Copy the data below exactly.

→ **Data entries**
★ ★ ★ ★ ★
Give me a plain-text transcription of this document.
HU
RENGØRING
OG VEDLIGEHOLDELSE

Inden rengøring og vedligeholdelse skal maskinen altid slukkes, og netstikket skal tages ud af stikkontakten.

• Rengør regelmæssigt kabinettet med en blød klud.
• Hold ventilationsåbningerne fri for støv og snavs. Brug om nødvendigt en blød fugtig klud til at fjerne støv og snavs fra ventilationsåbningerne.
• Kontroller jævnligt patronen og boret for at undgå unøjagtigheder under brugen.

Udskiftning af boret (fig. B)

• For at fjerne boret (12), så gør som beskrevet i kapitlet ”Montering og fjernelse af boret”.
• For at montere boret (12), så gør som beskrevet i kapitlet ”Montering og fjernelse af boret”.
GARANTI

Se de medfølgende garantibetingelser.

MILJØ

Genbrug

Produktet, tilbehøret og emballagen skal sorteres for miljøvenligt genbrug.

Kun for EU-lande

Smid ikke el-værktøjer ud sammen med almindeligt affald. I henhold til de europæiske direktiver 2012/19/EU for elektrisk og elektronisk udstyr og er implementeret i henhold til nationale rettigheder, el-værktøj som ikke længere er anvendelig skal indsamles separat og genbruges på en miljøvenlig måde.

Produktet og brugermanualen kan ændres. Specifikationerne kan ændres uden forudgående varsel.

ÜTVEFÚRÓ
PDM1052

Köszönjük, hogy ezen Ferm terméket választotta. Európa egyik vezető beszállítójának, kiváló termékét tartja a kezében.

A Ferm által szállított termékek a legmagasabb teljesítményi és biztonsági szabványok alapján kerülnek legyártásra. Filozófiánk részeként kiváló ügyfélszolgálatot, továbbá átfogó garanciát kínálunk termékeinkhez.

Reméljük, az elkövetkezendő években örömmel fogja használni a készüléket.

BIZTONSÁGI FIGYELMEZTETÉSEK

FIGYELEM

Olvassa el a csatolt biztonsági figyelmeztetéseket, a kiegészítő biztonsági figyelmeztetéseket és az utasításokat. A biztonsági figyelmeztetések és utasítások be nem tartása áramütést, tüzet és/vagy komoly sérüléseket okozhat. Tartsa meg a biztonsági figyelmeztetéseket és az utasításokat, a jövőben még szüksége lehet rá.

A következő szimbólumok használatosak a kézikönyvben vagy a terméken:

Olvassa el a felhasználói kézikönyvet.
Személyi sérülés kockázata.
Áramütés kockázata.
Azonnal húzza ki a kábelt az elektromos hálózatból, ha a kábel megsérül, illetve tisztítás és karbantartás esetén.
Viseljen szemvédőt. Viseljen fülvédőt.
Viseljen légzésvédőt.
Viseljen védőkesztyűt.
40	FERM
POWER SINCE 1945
★ ★ ★ ★ ★
→ **OUTPUT BELOW**
Give me a plain-text transcription of this document.
HU
RENGØRING
OG VEDLIGEHOLDELSE

Inden rengøring og vedligeholdelse skal maskinen altid slukkes, og netstikket skal tages ud af stikkontakten.

• Rengør regelmæssigt kabinettet med en blød klud.
• Hold ventilationsåbningerne fri for støv og snavs. Brug om nødvendigt en blød fugtig klud til at fjerne støv og snavs fra ventilationsåbningerne.
• Kontroller jævnligt patronen og boret for at undgå unøjagtigheder under brugen.

Udskiftning af boret (fig. B)

• For at fjerne boret (12), så gør som beskrevet i kapitlet ”Montering og fjernelse af boret”.
• For at montere boret (12), så gør som beskrevet i kapitlet ”Montering og fjernelse af boret”.
GARANTI

Se de medfølgende garantibetingelser.

MILJØ

Genbrug

Produktet, tilbehøret og emballagen skal sorteres for miljøvenligt genbrug.

Kun for EU-lande

Smid ikke el-værktøjer ud sammen med almindeligt affald. I henhold til de europæiske direktiver 2012/19/EU for elektrisk og elektronisk udstyr og er implementeret i henhold til nationale rettigheder, el-værktøj som ikke længere er anvendelig skal indsamles separat og genbruges på en miljøvenlig måde.

Produktet og brugermanualen kan ændres. Specifikationerne kan ændres uden forudgående varsel.

ÜTVEFÚRÓ
PDM1052

Köszönjük, hogy ezen Ferm terméket választotta. Európa egyik vezető beszállítójának, kiváló termékét tartja a kezében.

A Ferm által szállított termékek a legmagasabb teljesítményi és biztonsági szabványok alapján kerülnek legyártásra. Filozófiánk részeként kiváló ügyfélszolgálatot, továbbá átfogó garanciát kínálunk termékeinkhez.

Reméljük, az elkövetkezendő években örömmel fogja használni a készüléket.

BIZTONSÁGI FIGYELMEZTETÉSEK

FIGYELEM

Olvassa el a csatolt biztonsági figyelmeztetéseket, a kiegészítő biztonsági figyelmeztetéseket és az utasításokat. A biztonsági figyelmeztetések és utasítások be nem tartása áramütést, tüzet és/vagy komoly sérüléseket okozhat. Tartsa meg a biztonsági figyelmeztetéseket és az utasításokat, a jövőben még szüksége lehet rá.

A következő szimbólumok használatosak a kézikönyvben vagy a terméken:

Olvassa el a felhasználói kézikönyvet.
Személyi sérülés kockázata.
Áramütés kockázata.
Azonnal húzza ki a kábelt az elektromos hálózatból, ha a kábel megsérül, illetve tisztítás és karbantartás esetén.
Viseljen szemvédőt. Viseljen fülvédőt.
Viseljen légzésvédőt.
Viseljen védőkesztyűt.
40	FERM
POWER SINCE 1945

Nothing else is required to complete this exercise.